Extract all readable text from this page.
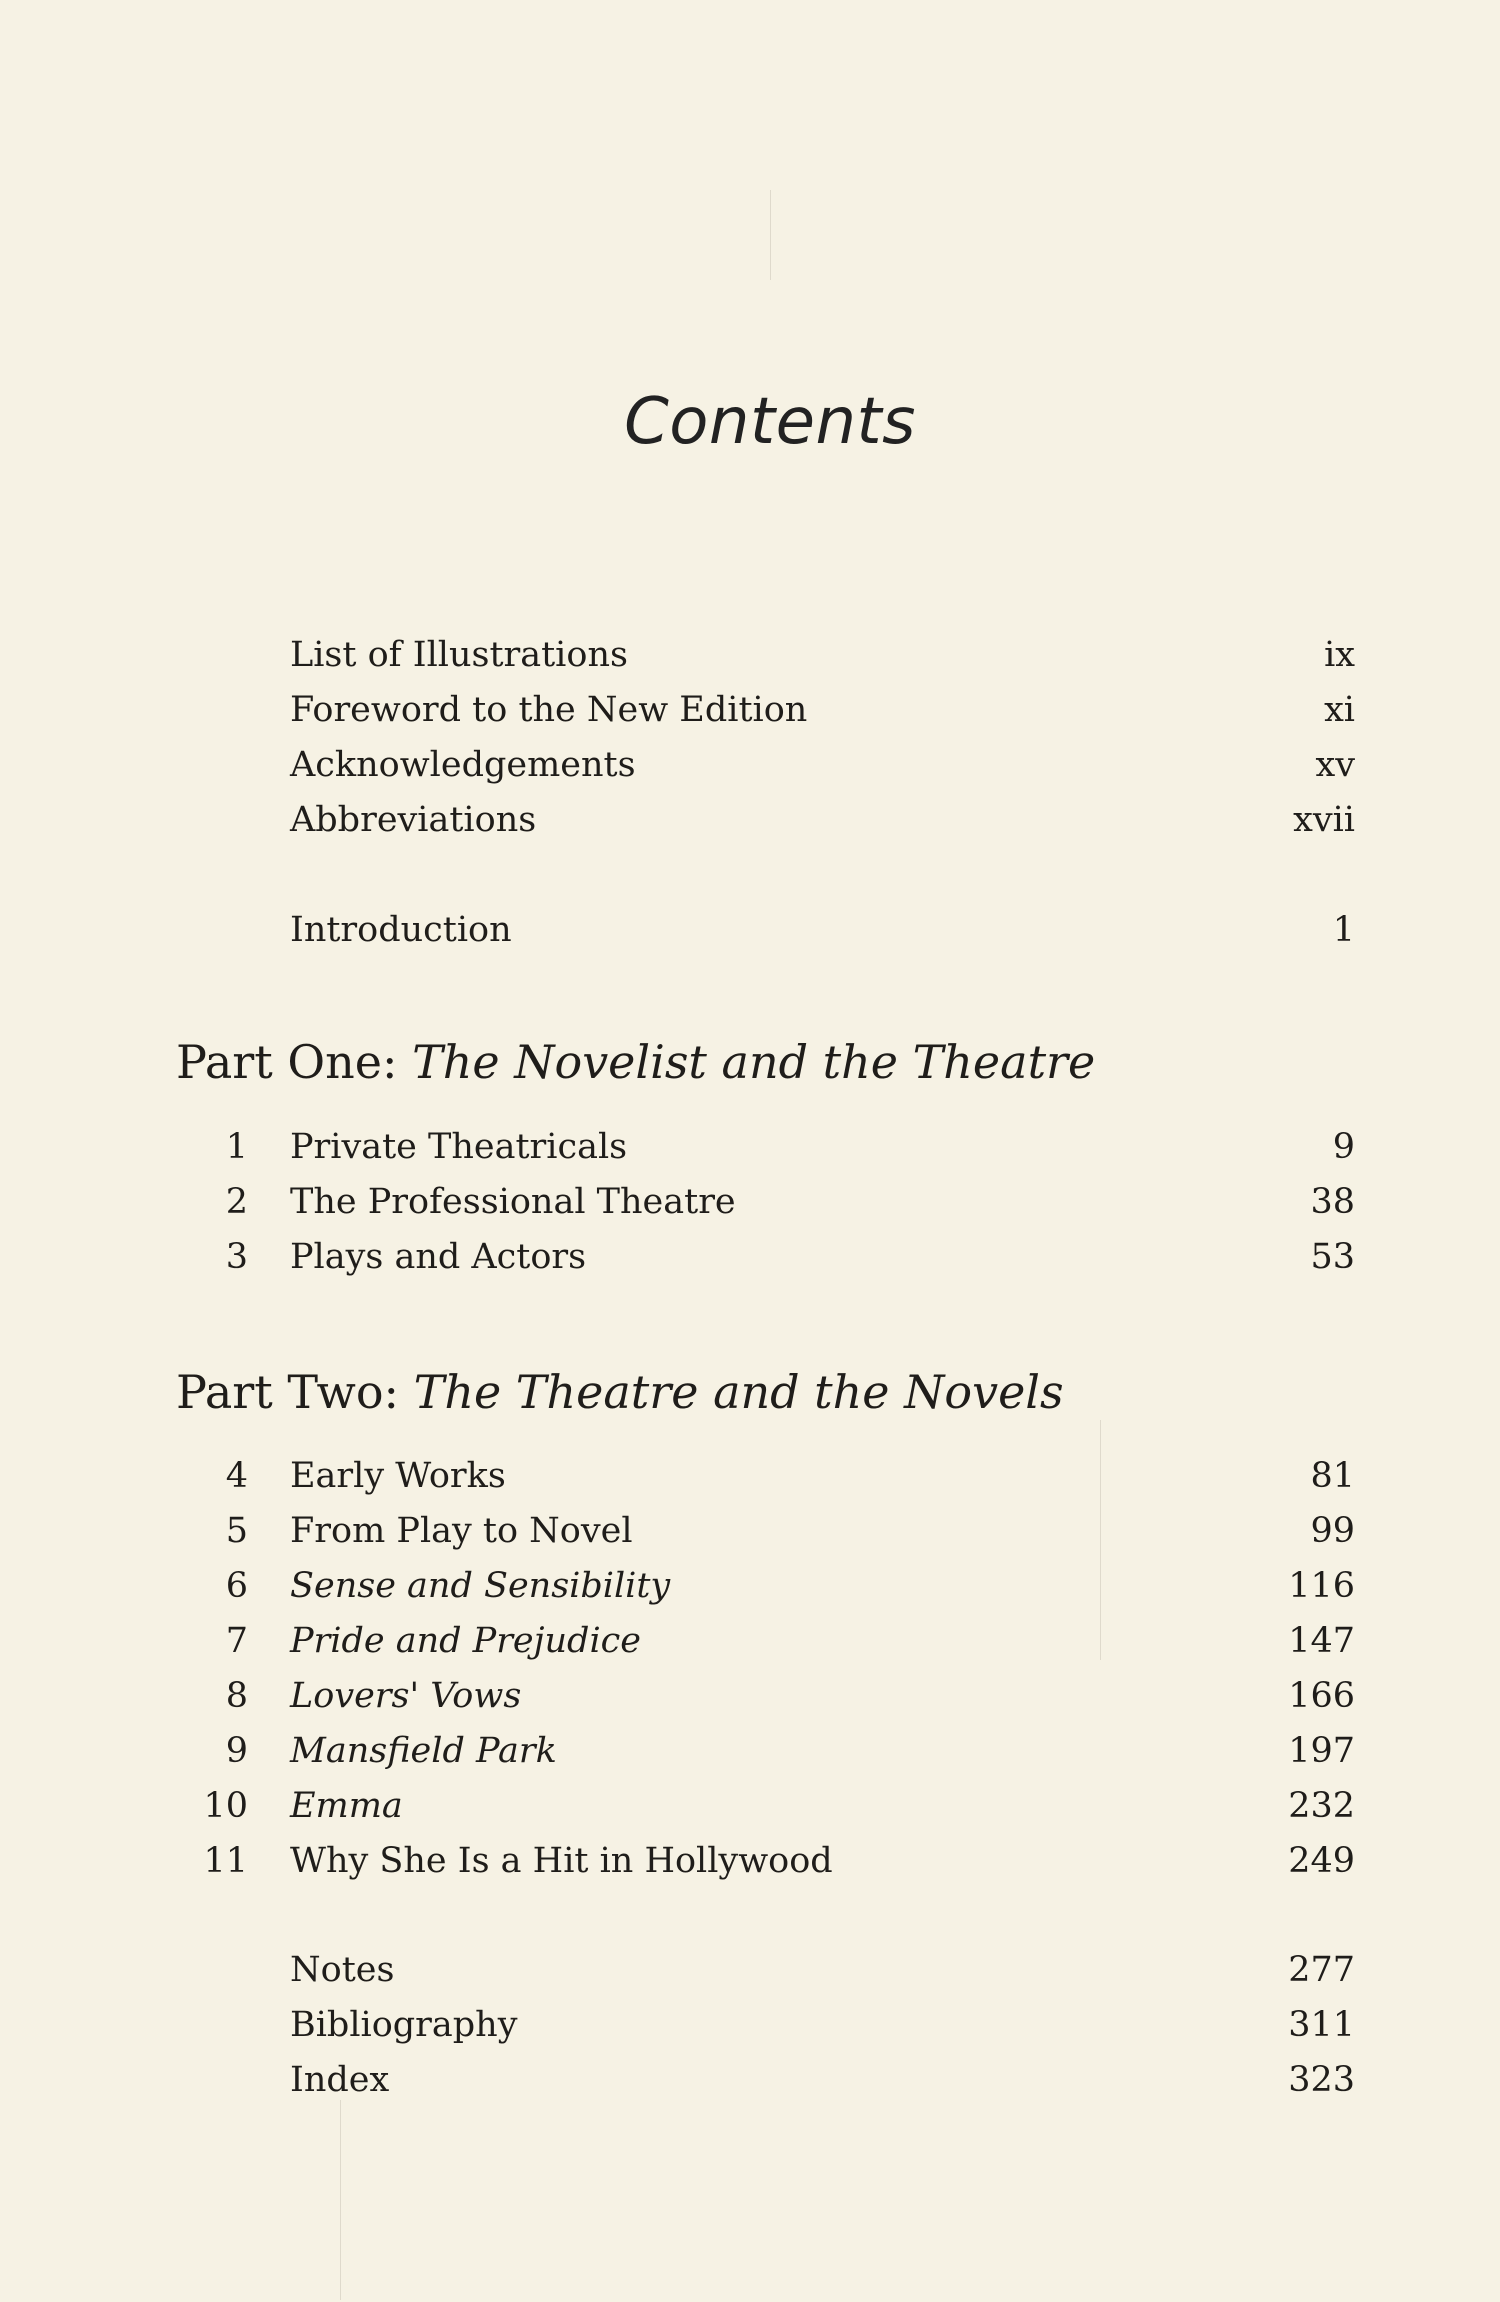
Contents
List of Illustrations	ix
Foreword to the New Edition	xi
Acknowledgements	xv
Abbreviations	xvii
Introduction	1
Part One: The Novelist and the Theatre
1 Private Theatricals	9
2 The Professional Theatre	38
3 Plays and Actors	53
Part Two: The Theatre and the Novels
4 Early Works	81
5 From Play to Novel	99
6 Sense and Sensibility	116
7 Pride and Prejudice	147
8 Lovers' Vows	166
9 Mansfield Park	197
10 Emma	232
11 Why She Is a Hit in Hollywood	249
Notes	277
Bibliography	311
Index	323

[YOUR OBJECTIVE]
The records above should be reproduced exactly, with no pictures included.

[SOLUTION TO THIS TASK]
Extract all readable text from this page.
Contents
List of Illustrations	ix
Foreword to the New Edition	xi
Acknowledgements	xv
Abbreviations	xvii
Introduction	1
Part One: The Novelist and the Theatre
1 Private Theatricals	9
2 The Professional Theatre	38
3 Plays and Actors	53
Part Two: The Theatre and the Novels
4 Early Works	81
5 From Play to Novel	99
6 Sense and Sensibility	116
7 Pride and Prejudice	147
8 Lovers' Vows	166
9 Mansfield Park	197
10 Emma	232
11 Why She Is a Hit in Hollywood	249
Notes	277
Bibliography	311
Index	323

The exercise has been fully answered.